* Written request
Pick out all lines in the listing holding the string "JSON" and copy them.

* Records to use
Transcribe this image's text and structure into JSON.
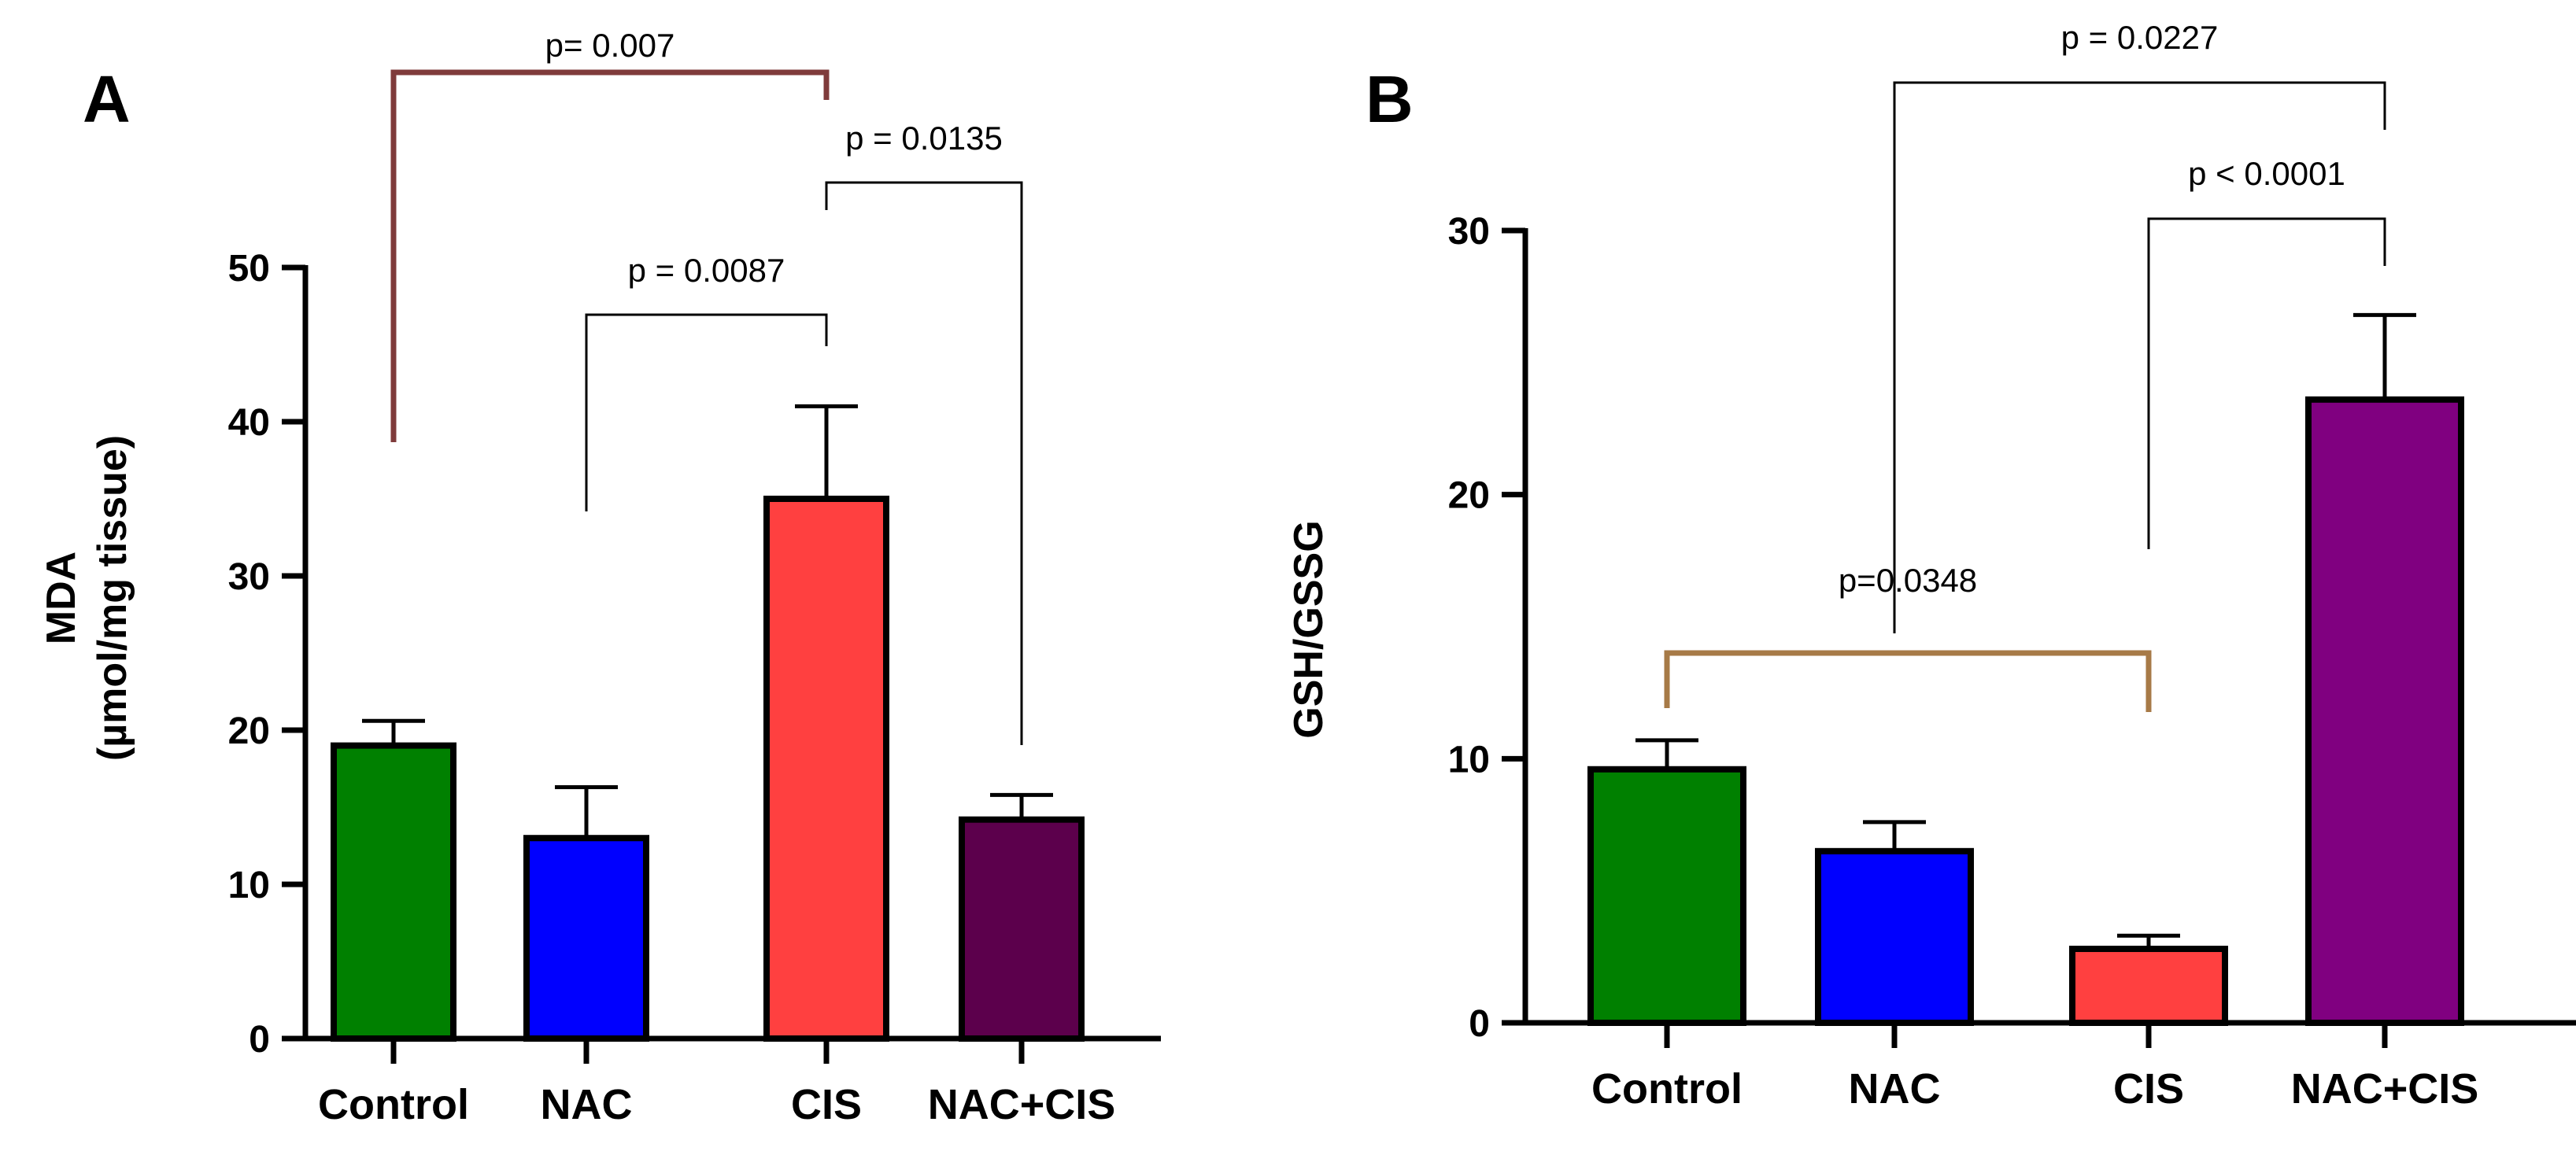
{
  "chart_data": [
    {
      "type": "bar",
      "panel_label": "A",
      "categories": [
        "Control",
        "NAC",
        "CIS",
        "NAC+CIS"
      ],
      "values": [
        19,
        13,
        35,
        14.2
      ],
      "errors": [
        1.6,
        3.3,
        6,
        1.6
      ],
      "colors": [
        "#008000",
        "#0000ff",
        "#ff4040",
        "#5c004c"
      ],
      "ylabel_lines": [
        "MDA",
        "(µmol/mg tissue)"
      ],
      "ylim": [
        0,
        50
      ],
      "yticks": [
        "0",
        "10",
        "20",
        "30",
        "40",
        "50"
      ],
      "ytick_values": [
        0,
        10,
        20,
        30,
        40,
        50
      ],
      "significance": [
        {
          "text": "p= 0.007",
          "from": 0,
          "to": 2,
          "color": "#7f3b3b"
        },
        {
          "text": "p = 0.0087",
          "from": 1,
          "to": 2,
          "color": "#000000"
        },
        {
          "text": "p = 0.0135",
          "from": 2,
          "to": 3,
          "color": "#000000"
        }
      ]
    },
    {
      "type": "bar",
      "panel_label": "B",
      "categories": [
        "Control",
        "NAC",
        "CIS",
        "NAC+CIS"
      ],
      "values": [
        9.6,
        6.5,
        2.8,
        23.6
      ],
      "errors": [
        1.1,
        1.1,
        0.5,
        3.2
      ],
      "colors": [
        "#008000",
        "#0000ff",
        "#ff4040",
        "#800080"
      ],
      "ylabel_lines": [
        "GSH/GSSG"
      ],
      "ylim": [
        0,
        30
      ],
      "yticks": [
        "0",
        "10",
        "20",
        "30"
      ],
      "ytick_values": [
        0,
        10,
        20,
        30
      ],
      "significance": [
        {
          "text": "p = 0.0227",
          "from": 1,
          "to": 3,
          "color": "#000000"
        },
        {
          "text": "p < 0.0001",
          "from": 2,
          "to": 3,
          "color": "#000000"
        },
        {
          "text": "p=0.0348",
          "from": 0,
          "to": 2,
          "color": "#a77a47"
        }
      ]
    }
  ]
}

==

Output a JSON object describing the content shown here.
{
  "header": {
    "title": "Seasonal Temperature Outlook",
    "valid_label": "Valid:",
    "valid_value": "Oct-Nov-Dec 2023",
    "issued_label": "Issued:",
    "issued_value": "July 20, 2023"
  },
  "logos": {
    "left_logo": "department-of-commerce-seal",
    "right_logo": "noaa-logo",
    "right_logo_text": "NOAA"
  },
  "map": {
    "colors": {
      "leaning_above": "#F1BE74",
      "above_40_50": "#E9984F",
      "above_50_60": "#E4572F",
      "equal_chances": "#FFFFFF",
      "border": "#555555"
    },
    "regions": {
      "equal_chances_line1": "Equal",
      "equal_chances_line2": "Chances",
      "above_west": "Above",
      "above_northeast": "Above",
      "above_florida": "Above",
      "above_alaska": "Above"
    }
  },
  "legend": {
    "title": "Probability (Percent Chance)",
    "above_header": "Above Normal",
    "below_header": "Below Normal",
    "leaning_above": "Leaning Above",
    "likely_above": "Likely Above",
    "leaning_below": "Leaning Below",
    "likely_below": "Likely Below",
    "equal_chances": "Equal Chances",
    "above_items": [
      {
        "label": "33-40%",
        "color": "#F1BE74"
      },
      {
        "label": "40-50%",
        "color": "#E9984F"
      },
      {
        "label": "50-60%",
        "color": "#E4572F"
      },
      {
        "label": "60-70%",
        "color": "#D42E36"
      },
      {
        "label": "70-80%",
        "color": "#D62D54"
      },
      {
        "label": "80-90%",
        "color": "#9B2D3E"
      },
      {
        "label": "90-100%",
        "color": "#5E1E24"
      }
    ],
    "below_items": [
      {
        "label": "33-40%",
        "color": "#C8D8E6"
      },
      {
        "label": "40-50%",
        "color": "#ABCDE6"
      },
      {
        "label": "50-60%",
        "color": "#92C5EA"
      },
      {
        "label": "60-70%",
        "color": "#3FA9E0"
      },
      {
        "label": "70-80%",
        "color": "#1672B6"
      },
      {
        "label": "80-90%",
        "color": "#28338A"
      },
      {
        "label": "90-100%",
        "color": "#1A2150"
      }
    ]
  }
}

==

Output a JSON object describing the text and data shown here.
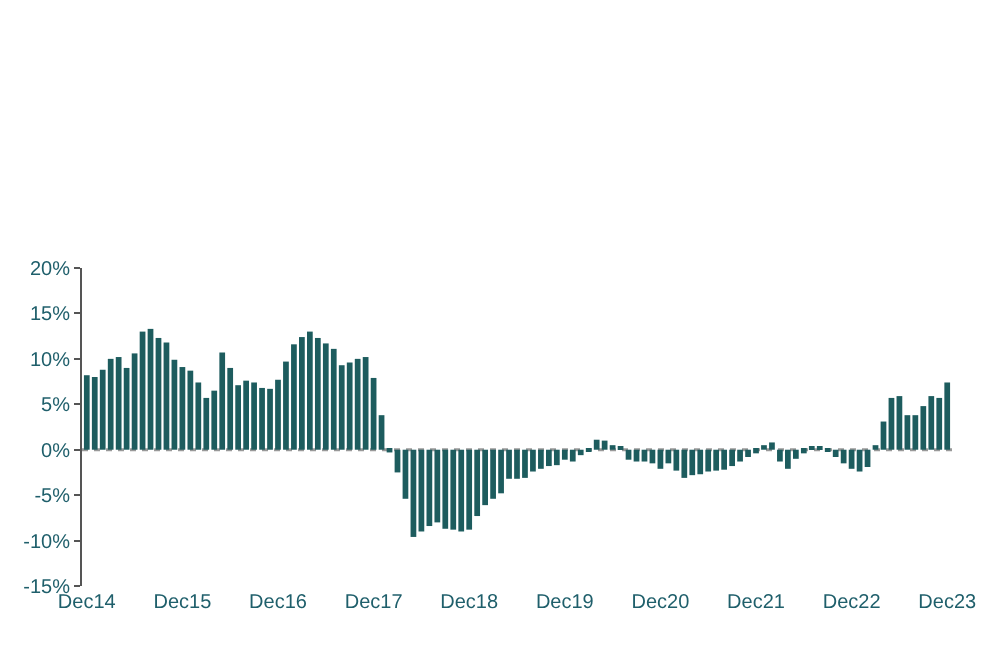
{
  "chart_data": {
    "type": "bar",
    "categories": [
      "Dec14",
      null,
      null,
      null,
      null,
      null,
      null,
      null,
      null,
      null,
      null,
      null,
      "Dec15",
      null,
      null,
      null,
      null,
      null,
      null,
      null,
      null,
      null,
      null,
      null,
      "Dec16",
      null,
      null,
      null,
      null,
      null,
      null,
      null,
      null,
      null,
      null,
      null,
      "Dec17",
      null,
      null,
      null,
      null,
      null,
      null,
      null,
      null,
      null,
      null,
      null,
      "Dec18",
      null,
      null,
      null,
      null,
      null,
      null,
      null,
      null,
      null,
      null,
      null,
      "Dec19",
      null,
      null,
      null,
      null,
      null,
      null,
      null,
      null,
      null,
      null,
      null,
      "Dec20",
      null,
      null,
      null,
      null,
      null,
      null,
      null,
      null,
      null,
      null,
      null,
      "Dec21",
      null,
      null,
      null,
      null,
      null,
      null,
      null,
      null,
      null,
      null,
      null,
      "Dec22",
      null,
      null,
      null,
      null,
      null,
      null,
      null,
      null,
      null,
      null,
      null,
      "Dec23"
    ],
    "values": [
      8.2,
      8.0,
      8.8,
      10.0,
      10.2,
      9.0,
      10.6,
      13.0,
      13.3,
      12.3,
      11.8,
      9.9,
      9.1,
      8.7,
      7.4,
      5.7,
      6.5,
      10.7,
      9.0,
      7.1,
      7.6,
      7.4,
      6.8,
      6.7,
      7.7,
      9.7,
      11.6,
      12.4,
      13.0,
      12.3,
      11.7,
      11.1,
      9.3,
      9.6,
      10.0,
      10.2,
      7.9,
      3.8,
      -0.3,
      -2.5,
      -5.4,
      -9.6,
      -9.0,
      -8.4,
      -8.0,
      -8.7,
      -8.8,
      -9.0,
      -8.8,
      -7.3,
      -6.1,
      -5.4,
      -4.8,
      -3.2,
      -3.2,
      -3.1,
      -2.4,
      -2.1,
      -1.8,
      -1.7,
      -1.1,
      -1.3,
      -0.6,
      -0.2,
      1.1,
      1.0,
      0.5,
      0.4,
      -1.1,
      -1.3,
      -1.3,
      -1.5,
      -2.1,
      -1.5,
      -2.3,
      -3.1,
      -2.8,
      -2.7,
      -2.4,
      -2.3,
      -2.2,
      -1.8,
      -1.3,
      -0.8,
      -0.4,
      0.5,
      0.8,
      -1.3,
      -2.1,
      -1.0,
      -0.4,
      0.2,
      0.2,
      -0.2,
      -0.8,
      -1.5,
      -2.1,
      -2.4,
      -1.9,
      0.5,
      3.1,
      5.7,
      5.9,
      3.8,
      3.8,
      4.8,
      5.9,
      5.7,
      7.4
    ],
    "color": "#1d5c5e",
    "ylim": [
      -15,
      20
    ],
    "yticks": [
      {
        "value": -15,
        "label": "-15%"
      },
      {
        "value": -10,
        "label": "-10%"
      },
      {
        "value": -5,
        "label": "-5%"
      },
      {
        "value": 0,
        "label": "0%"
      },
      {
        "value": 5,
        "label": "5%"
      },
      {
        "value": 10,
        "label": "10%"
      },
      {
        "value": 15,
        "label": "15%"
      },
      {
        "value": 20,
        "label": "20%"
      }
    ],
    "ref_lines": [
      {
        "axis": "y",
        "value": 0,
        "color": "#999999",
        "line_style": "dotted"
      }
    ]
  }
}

* Final result
Transcribe this image's text and structure into JSON.
Output a JSON object describing the content shown here.
Output a JSON object describing the text and data shown here.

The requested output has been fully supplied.